Required task:
Repeat the records below exactly as they appear.

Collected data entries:
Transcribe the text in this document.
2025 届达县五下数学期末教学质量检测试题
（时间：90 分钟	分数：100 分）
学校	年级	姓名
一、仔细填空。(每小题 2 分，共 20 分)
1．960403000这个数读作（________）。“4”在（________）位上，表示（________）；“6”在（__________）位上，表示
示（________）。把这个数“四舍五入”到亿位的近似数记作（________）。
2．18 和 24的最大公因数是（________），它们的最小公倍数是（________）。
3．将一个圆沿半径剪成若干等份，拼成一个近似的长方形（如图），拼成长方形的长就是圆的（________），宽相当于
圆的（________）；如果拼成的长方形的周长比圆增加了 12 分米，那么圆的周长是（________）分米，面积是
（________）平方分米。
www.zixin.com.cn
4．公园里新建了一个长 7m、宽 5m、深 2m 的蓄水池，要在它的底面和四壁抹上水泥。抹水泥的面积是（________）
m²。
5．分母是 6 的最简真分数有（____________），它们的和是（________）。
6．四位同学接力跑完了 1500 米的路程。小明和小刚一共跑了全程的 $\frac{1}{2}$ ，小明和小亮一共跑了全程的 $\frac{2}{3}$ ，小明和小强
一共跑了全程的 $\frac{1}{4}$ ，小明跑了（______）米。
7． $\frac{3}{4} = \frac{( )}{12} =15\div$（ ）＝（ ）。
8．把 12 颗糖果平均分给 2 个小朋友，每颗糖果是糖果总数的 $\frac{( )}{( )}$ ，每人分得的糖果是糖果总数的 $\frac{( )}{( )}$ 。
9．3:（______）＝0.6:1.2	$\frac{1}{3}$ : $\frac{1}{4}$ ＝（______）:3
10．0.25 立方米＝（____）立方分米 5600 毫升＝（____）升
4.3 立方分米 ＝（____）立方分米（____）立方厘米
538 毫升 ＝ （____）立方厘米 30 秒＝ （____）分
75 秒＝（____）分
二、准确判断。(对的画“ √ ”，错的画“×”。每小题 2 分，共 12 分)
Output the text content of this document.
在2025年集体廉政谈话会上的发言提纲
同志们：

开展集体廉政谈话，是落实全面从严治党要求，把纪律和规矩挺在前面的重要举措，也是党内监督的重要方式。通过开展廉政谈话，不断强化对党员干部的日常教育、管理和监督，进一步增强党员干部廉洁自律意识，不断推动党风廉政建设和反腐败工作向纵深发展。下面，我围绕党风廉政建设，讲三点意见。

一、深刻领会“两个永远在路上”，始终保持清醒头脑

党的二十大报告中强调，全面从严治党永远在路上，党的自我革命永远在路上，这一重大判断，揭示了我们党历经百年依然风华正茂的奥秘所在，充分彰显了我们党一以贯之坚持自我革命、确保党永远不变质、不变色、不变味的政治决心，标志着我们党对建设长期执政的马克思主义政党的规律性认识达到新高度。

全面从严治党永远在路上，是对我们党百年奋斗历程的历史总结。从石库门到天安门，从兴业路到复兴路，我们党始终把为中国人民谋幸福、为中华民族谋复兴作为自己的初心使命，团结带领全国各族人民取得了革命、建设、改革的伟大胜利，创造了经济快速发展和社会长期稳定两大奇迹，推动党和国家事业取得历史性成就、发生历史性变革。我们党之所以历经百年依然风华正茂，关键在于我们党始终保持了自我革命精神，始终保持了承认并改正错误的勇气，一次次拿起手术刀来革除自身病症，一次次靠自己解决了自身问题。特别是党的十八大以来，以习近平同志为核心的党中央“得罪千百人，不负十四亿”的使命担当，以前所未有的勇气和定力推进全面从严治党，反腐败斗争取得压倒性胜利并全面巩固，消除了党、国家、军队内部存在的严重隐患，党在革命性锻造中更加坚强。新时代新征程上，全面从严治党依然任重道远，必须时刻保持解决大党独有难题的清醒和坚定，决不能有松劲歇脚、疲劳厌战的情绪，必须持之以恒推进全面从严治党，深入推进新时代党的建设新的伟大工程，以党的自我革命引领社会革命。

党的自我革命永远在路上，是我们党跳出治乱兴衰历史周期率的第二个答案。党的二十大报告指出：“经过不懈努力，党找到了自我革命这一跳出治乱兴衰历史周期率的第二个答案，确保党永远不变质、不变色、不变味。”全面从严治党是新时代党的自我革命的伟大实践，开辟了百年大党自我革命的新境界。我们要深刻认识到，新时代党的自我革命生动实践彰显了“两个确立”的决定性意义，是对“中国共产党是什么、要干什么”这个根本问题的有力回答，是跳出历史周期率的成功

Exercise result:
Transcribe the text in this document.
2025 届达县五下数学期末教学质量检测试题
（时间：90 分钟	分数：100 分）
学校	年级	姓名
一、仔细填空。(每小题 2 分，共 20 分)
1．960403000这个数读作（________）。“4”在（________）位上，表示（________）；“6”在（__________）位上，表示
示（________）。把这个数“四舍五入”到亿位的近似数记作（________）。
2．18 和 24的最大公因数是（________），它们的最小公倍数是（________）。
3．将一个圆沿半径剪成若干等份，拼成一个近似的长方形（如图），拼成长方形的长就是圆的（________），宽相当于
圆的（________）；如果拼成的长方形的周长比圆增加了 12 分米，那么圆的周长是（________）分米，面积是
（________）平方分米。
www.zixin.com.cn
4．公园里新建了一个长 7m、宽 5m、深 2m 的蓄水池，要在它的底面和四壁抹上水泥。抹水泥的面积是（________）
m²。
5．分母是 6 的最简真分数有（____________），它们的和是（________）。
6．四位同学接力跑完了 1500 米的路程。小明和小刚一共跑了全程的 $\frac{1}{2}$ ，小明和小亮一共跑了全程的 $\frac{2}{3}$ ，小明和小强
一共跑了全程的 $\frac{1}{4}$ ，小明跑了（______）米。
7． $\frac{3}{4} = \frac{( )}{12} =15\div$（ ）＝（ ）。
8．把 12 颗糖果平均分给 2 个小朋友，每颗糖果是糖果总数的 $\frac{( )}{( )}$ ，每人分得的糖果是糖果总数的 $\frac{( )}{( )}$ 。
9．3:（______）＝0.6:1.2	$\frac{1}{3}$ : $\frac{1}{4}$ ＝（______）:3
10．0.25 立方米＝（____）立方分米 5600 毫升＝（____）升
4.3 立方分米 ＝（____）立方分米（____）立方厘米
538 毫升 ＝ （____）立方厘米 30 秒＝ （____）分
75 秒＝（____）分
二、准确判断。(对的画“ √ ”，错的画“×”。每小题 2 分，共 12 分)
Output the text content of this document.
在2025年集体廉政谈话会上的发言提纲
同志们：

开展集体廉政谈话，是落实全面从严治党要求，把纪律和规矩挺在前面的重要举措，也是党内监督的重要方式。通过开展廉政谈话，不断强化对党员干部的日常教育、管理和监督，进一步增强党员干部廉洁自律意识，不断推动党风廉政建设和反腐败工作向纵深发展。下面，我围绕党风廉政建设，讲三点意见。

一、深刻领会“两个永远在路上”，始终保持清醒头脑

党的二十大报告中强调，全面从严治党永远在路上，党的自我革命永远在路上，这一重大判断，揭示了我们党历经百年依然风华正茂的奥秘所在，充分彰显了我们党一以贯之坚持自我革命、确保党永远不变质、不变色、不变味的政治决心，标志着我们党对建设长期执政的马克思主义政党的规律性认识达到新高度。

全面从严治党永远在路上，是对我们党百年奋斗历程的历史总结。从石库门到天安门，从兴业路到复兴路，我们党始终把为中国人民谋幸福、为中华民族谋复兴作为自己的初心使命，团结带领全国各族人民取得了革命、建设、改革的伟大胜利，创造了经济快速发展和社会长期稳定两大奇迹，推动党和国家事业取得历史性成就、发生历史性变革。我们党之所以历经百年依然风华正茂，关键在于我们党始终保持了自我革命精神，始终保持了承认并改正错误的勇气，一次次拿起手术刀来革除自身病症，一次次靠自己解决了自身问题。特别是党的十八大以来，以习近平同志为核心的党中央“得罪千百人，不负十四亿”的使命担当，以前所未有的勇气和定力推进全面从严治党，反腐败斗争取得压倒性胜利并全面巩固，消除了党、国家、军队内部存在的严重隐患，党在革命性锻造中更加坚强。新时代新征程上，全面从严治党依然任重道远，必须时刻保持解决大党独有难题的清醒和坚定，决不能有松劲歇脚、疲劳厌战的情绪，必须持之以恒推进全面从严治党，深入推进新时代党的建设新的伟大工程，以党的自我革命引领社会革命。

党的自我革命永远在路上，是我们党跳出治乱兴衰历史周期率的第二个答案。党的二十大报告指出：“经过不懈努力，党找到了自我革命这一跳出治乱兴衰历史周期率的第二个答案，确保党永远不变质、不变色、不变味。”全面从严治党是新时代党的自我革命的伟大实践，开辟了百年大党自我革命的新境界。我们要深刻认识到，新时代党的自我革命生动实践彰显了“两个确立”的决定性意义，是对“中国共产党是什么、要干什么”这个根本问题的有力回答，是跳出历史周期率的成功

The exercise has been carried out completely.